+++ Provided records

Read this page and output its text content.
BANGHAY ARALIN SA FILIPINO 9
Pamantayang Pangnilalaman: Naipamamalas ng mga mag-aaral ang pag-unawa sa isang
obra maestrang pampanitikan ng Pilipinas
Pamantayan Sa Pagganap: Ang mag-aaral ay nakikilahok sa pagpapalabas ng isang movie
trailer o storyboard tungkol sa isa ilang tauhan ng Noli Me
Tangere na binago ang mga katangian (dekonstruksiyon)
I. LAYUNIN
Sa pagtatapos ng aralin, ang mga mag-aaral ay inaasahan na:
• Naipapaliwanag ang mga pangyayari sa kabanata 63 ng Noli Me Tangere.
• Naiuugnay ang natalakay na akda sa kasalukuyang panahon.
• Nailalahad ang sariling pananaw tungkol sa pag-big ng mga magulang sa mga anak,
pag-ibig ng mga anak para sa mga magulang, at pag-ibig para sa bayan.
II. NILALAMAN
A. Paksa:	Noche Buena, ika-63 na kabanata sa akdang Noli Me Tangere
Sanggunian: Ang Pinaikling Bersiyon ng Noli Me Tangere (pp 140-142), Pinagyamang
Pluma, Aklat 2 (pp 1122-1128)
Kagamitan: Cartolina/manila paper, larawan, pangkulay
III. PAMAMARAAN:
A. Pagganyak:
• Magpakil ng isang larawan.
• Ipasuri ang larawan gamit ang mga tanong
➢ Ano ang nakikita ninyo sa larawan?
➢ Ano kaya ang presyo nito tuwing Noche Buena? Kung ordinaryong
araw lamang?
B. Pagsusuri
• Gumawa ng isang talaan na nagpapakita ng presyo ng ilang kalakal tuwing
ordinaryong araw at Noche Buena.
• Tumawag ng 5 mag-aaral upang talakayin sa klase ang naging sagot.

++++++

→ **Description of the task**:
Restate the whole listing exactly, leaving out nothing.

→ **Complete response**:
Read this page and output its text content.
BANGHAY ARALIN SA FILIPINO 9
Pamantayang Pangnilalaman: Naipamamalas ng mga mag-aaral ang pag-unawa sa isang
obra maestrang pampanitikan ng Pilipinas
Pamantayan Sa Pagganap: Ang mag-aaral ay nakikilahok sa pagpapalabas ng isang movie
trailer o storyboard tungkol sa isa ilang tauhan ng Noli Me
Tangere na binago ang mga katangian (dekonstruksiyon)
I. LAYUNIN
Sa pagtatapos ng aralin, ang mga mag-aaral ay inaasahan na:
• Naipapaliwanag ang mga pangyayari sa kabanata 63 ng Noli Me Tangere.
• Naiuugnay ang natalakay na akda sa kasalukuyang panahon.
• Nailalahad ang sariling pananaw tungkol sa pag-big ng mga magulang sa mga anak,
pag-ibig ng mga anak para sa mga magulang, at pag-ibig para sa bayan.
II. NILALAMAN
A. Paksa:	Noche Buena, ika-63 na kabanata sa akdang Noli Me Tangere
Sanggunian: Ang Pinaikling Bersiyon ng Noli Me Tangere (pp 140-142), Pinagyamang
Pluma, Aklat 2 (pp 1122-1128)
Kagamitan: Cartolina/manila paper, larawan, pangkulay
III. PAMAMARAAN:
A. Pagganyak:
• Magpakil ng isang larawan.
• Ipasuri ang larawan gamit ang mga tanong
➢ Ano ang nakikita ninyo sa larawan?
➢ Ano kaya ang presyo nito tuwing Noche Buena? Kung ordinaryong
araw lamang?
B. Pagsusuri
• Gumawa ng isang talaan na nagpapakita ng presyo ng ilang kalakal tuwing
ordinaryong araw at Noche Buena.
• Tumawag ng 5 mag-aaral upang talakayin sa klase ang naging sagot.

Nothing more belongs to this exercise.